Required tasks:
- 1) In the interview excerpt, which people does Bennett name as the ones he is quoting?
- 2) Carry on the interview excerpt from its final line.

Passage provided:
Bennett: Our platform is driving us as a group, but we want the attention to focus on these organizations and the work they’re doing.
Baldwin: It also symbolizes why we were so great on the field. We genuinely liked one another. We genuinely cared for one another. How we played, we showed up, and not just to games but to everything. Children’s birthday parties. Celebrations. Times of need.
Avril: We’re not doing this for any notoriety.
Bennett: I’m basically social media non-existent. My wife’s like, Every time I post something, people think you dead. There’s all sorts of ways to talk about this stuff. We do it spiritually, and maybe that’s our own battle with not being too corporate, to avoid trendiness. But sometimes you have to be a bit trendy to have a bigger voice. The work that we’re doing shouldn’t be dormant. It should look enormous, in the words of Jay Z. Just to be clear, I’m quoting Booker T. Washington, W.E.B. Du Bois, Jay Z on here.
SI: Can any of you actually play basketball?
Bennett: I’m the best athlete. But everybody else is probably better at basketball. I don’t really play basketball anymore.
Baldwin: Basketball is a great analogy for the work we are collaborating on in our community. We are attacking issues from angles that may not be in our comfort zone and that’s O.K. As a team, we all have a different skill set we bring to the table. But they are complimentary, because we have the same intentions. [jokingly… perhaps] And Mike is terrible at basketball.
SI: Should Kaepernick receive some credit here? Not for this weekend that’s upcoming, but for the work, the impact and the follow through.

Listing:
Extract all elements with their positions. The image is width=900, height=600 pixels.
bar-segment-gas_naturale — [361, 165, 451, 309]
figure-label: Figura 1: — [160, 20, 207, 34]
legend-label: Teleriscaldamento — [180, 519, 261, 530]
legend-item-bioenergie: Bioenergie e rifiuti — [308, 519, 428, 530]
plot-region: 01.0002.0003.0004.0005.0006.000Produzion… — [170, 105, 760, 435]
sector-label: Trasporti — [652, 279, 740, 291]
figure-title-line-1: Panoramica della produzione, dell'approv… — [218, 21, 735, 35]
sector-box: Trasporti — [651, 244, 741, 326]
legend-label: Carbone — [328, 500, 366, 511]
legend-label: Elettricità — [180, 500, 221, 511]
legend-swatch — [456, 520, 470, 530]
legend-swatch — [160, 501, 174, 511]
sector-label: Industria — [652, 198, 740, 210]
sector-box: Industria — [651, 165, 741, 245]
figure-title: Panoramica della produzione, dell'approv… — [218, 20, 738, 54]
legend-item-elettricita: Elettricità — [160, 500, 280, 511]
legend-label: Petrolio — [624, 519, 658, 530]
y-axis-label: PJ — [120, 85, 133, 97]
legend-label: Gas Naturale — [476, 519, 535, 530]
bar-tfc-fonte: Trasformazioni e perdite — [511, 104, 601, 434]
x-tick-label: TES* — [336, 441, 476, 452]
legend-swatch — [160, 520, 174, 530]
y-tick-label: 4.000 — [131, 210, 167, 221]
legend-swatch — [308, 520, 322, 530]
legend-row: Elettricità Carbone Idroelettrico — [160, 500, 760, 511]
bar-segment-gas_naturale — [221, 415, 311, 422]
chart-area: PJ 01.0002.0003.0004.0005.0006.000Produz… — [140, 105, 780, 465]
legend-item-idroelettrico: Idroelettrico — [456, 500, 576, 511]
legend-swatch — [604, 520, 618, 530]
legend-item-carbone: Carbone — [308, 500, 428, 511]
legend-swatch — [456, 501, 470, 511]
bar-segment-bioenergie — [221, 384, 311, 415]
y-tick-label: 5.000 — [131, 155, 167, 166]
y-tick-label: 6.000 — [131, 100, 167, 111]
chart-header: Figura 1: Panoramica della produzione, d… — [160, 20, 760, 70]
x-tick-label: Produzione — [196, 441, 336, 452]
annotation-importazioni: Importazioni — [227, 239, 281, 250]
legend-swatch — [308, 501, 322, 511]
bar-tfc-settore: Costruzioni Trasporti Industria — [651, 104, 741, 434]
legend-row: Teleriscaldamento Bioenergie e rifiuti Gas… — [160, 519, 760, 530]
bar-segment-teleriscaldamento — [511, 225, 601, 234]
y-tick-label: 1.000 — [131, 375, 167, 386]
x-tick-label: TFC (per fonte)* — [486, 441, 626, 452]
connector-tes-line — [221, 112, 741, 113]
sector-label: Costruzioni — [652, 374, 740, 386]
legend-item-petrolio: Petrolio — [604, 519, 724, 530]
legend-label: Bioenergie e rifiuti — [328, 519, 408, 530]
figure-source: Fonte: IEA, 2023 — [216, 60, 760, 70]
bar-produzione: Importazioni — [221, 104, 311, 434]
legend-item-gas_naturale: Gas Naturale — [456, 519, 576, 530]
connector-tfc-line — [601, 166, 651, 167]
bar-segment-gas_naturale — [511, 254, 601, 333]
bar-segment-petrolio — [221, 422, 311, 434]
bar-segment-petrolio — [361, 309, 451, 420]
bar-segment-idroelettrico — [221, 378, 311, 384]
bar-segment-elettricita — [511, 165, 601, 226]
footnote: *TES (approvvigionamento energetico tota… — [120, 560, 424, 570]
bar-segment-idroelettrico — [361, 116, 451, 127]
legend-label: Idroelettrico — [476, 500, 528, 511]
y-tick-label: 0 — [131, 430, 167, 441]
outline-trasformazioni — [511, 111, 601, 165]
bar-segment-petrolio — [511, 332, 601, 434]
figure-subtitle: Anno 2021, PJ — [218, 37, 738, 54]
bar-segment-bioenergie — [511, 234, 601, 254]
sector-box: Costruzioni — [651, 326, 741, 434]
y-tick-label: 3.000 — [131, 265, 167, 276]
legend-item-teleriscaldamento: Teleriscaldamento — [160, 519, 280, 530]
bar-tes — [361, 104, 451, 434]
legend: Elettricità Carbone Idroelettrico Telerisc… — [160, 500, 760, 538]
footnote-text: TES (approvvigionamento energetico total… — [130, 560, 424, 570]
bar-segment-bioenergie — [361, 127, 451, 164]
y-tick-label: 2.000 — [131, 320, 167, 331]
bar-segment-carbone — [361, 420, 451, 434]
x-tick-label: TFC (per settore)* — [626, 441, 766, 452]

Responses:
- 1) Booker T. Washington, W.E.B. Du Bois, Jay Z

- 2)
Baldwin: The era with Kaepernick, it put a spotlight on organizations like these that are doing great work on the ground. Corporations are feeling pressure to do something about the issues that we see on our TV screens. If we can galvanize the community to put more pressure on those organizations, to supply resources and change systems, that’s a substantial impact. But there’s another component of that that’s important. We’re working with organizations who are supporting human beings who need money and resources. Helping them expand their work is what this is about. The spotlight created the momentum. We’re in the conversation. We’re in the rooms where typically there’s not a lot of people that look like us having those conversations.
Bennett: I think about something W.E.B. Du Bois said. Education is about teaching life. There’s a need for radical reform. There’s a social construct that has been placed upon us. And we focus on victimization a lot in America for the Black experience. To me, it’s about the resiliency of Blackness and the resilience of my culture, my people. We’re looking at Booker T. Washington and the reconstruction of America.
Baldwin: Gonna quote anybody else, Mike?
Bennett: [laughs] At this moment, we should be focused on the light. How we can expand our tunnel, so more light can be on our flowers. So more light can be on the world that we see is ours. We can activate. Gotta start somewhere, right?